[Start DATA SECTION]

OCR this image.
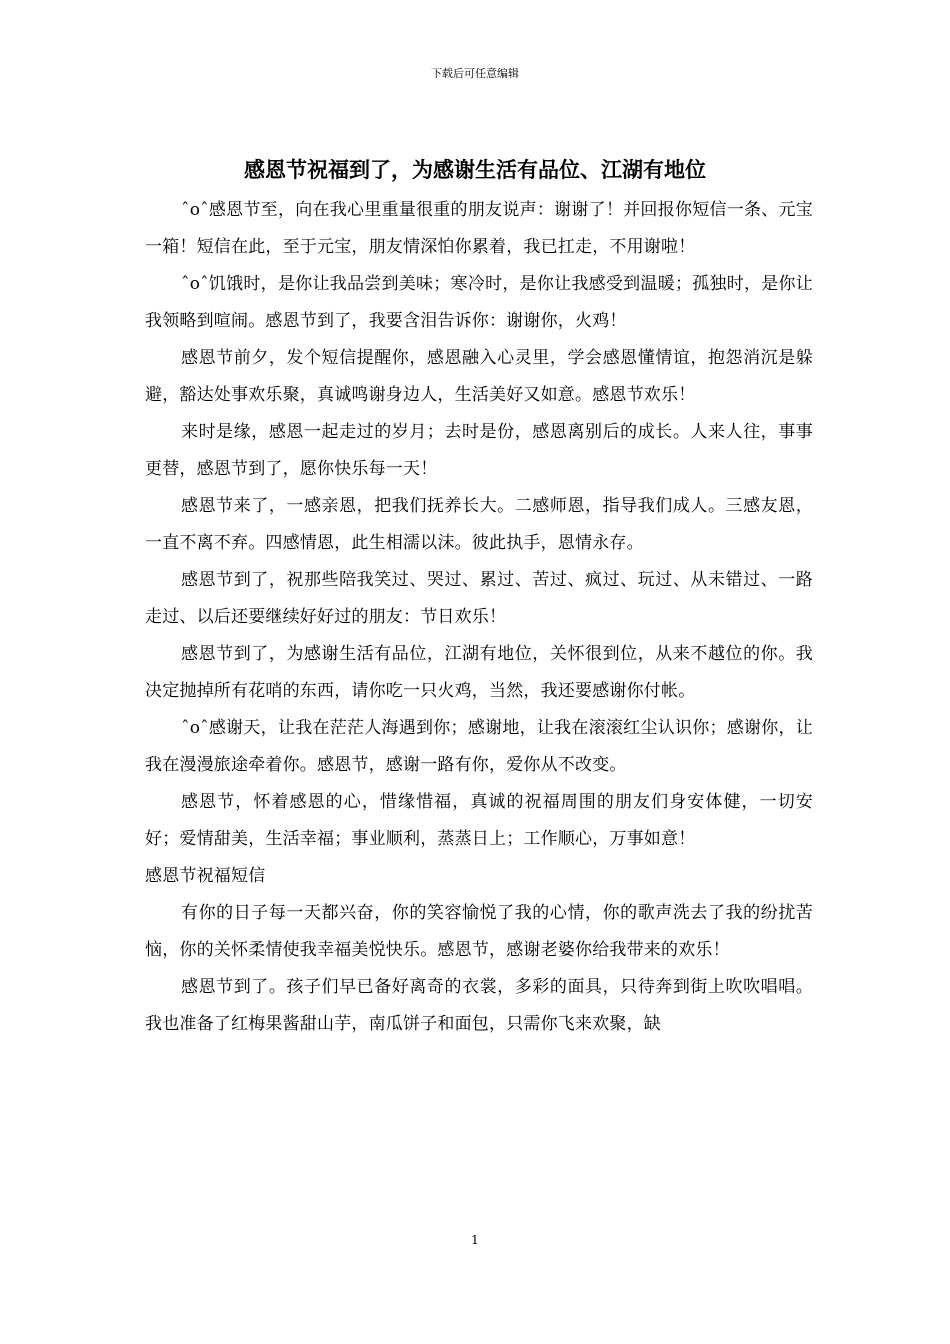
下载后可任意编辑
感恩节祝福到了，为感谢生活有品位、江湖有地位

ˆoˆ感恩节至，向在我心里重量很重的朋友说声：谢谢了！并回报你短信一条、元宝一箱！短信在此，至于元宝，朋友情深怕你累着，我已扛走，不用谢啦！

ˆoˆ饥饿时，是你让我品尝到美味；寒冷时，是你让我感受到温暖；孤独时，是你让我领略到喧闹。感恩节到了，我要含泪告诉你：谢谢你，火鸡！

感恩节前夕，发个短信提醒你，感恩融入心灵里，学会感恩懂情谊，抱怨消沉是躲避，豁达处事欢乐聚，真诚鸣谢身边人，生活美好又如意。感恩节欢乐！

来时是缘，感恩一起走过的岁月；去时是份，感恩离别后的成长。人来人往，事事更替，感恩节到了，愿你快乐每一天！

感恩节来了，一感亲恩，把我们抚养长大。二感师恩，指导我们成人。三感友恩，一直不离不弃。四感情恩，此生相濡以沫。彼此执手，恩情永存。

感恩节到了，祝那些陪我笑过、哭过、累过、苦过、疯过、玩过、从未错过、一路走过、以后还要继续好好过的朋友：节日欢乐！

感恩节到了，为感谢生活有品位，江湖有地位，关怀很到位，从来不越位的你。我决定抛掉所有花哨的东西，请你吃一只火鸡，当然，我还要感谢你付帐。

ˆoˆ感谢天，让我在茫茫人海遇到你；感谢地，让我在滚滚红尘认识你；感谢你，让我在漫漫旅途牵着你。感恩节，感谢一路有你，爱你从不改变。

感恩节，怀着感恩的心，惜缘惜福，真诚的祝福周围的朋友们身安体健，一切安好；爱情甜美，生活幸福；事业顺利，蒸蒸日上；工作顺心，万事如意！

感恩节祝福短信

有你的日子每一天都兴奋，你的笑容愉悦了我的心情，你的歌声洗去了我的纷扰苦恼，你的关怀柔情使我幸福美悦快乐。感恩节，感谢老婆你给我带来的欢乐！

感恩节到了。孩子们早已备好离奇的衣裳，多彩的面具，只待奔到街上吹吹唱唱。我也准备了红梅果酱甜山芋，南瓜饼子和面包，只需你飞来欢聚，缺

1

[End DATA SECTION]
[Start DATA SECTION]

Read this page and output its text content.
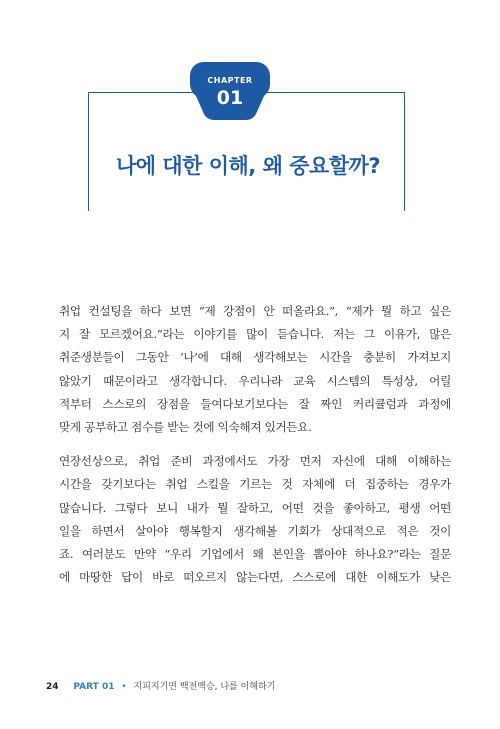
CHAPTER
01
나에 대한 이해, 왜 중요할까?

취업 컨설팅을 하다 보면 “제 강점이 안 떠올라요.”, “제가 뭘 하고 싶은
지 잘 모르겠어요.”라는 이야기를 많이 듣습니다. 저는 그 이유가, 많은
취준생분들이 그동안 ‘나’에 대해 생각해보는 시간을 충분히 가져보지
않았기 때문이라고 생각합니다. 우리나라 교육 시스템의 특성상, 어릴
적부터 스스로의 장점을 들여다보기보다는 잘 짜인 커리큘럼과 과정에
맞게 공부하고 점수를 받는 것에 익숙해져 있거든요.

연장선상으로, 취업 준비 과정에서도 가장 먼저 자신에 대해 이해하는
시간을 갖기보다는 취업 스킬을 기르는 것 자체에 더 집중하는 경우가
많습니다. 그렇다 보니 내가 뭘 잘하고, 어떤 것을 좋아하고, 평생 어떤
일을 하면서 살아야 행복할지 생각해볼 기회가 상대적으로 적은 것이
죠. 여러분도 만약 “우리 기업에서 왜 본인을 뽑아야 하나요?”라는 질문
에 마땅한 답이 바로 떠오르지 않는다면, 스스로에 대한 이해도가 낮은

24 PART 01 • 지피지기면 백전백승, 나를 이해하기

[End DATA SECTION]
[Start DATA SECTION]

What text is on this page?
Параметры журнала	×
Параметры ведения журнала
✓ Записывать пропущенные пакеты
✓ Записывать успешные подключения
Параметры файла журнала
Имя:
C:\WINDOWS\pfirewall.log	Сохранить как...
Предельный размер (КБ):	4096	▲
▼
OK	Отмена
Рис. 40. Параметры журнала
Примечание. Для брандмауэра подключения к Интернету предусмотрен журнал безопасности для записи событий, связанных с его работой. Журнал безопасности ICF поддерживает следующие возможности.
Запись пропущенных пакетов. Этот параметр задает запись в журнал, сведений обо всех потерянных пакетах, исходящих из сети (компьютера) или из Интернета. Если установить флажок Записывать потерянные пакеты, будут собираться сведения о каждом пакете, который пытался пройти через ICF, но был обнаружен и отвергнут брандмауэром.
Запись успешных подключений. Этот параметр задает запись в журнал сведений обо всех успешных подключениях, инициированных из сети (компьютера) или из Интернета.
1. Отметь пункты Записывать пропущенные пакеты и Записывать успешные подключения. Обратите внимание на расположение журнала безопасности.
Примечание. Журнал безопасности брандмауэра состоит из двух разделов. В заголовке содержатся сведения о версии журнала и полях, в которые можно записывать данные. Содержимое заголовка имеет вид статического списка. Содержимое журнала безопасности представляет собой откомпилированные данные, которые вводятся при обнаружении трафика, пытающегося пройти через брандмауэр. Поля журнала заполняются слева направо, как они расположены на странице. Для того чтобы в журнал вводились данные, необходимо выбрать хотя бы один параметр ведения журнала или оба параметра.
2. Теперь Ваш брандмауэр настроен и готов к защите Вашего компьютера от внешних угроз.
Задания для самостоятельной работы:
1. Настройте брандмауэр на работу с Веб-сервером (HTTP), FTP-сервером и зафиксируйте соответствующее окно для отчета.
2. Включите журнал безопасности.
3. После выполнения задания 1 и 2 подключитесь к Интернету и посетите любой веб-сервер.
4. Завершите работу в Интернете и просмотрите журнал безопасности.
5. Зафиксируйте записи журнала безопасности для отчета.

[End DATA SECTION]

Report how many lines of the listing hold the word "успешные", with nothing but the number.

2